Extract the data exactly, missing nothing.

[Saved entries]
* begin *
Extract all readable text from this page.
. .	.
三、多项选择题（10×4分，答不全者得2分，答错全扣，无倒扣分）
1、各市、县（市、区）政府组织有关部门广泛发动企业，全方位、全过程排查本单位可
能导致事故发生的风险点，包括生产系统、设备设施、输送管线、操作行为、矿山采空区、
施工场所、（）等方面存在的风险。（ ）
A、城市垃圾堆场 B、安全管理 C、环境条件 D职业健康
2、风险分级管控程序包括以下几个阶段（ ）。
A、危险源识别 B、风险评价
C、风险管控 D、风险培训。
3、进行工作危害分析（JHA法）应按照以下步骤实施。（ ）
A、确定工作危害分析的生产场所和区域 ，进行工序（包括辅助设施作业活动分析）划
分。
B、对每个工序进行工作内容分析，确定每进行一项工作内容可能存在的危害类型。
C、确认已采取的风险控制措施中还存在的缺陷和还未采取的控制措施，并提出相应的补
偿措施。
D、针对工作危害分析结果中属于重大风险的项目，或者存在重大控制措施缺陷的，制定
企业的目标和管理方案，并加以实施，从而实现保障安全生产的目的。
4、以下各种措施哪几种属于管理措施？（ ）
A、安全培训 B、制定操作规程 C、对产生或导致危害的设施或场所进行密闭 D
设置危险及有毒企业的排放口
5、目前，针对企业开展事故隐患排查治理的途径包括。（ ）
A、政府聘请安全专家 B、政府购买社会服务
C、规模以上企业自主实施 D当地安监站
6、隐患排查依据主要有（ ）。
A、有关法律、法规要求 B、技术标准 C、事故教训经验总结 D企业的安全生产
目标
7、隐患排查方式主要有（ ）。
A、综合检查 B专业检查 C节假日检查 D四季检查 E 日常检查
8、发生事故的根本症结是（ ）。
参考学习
* end *
Correct result =
Extract all readable text from this page.
. .	.
三、多项选择题（10×4分，答不全者得2分，答错全扣，无倒扣分）
1、各市、县（市、区）政府组织有关部门广泛发动企业，全方位、全过程排查本单位可
能导致事故发生的风险点，包括生产系统、设备设施、输送管线、操作行为、矿山采空区、
施工场所、（）等方面存在的风险。（ ）
A、城市垃圾堆场 B、安全管理 C、环境条件 D职业健康
2、风险分级管控程序包括以下几个阶段（ ）。
A、危险源识别 B、风险评价
C、风险管控 D、风险培训。
3、进行工作危害分析（JHA法）应按照以下步骤实施。（ ）
A、确定工作危害分析的生产场所和区域 ，进行工序（包括辅助设施作业活动分析）划
分。
B、对每个工序进行工作内容分析，确定每进行一项工作内容可能存在的危害类型。
C、确认已采取的风险控制措施中还存在的缺陷和还未采取的控制措施，并提出相应的补
偿措施。
D、针对工作危害分析结果中属于重大风险的项目，或者存在重大控制措施缺陷的，制定
企业的目标和管理方案，并加以实施，从而实现保障安全生产的目的。
4、以下各种措施哪几种属于管理措施？（ ）
A、安全培训 B、制定操作规程 C、对产生或导致危害的设施或场所进行密闭 D
设置危险及有毒企业的排放口
5、目前，针对企业开展事故隐患排查治理的途径包括。（ ）
A、政府聘请安全专家 B、政府购买社会服务
C、规模以上企业自主实施 D当地安监站
6、隐患排查依据主要有（ ）。
A、有关法律、法规要求 B、技术标准 C、事故教训经验总结 D企业的安全生产
目标
7、隐患排查方式主要有（ ）。
A、综合检查 B专业检查 C节假日检查 D四季检查 E 日常检查
8、发生事故的根本症结是（ ）。
参考学习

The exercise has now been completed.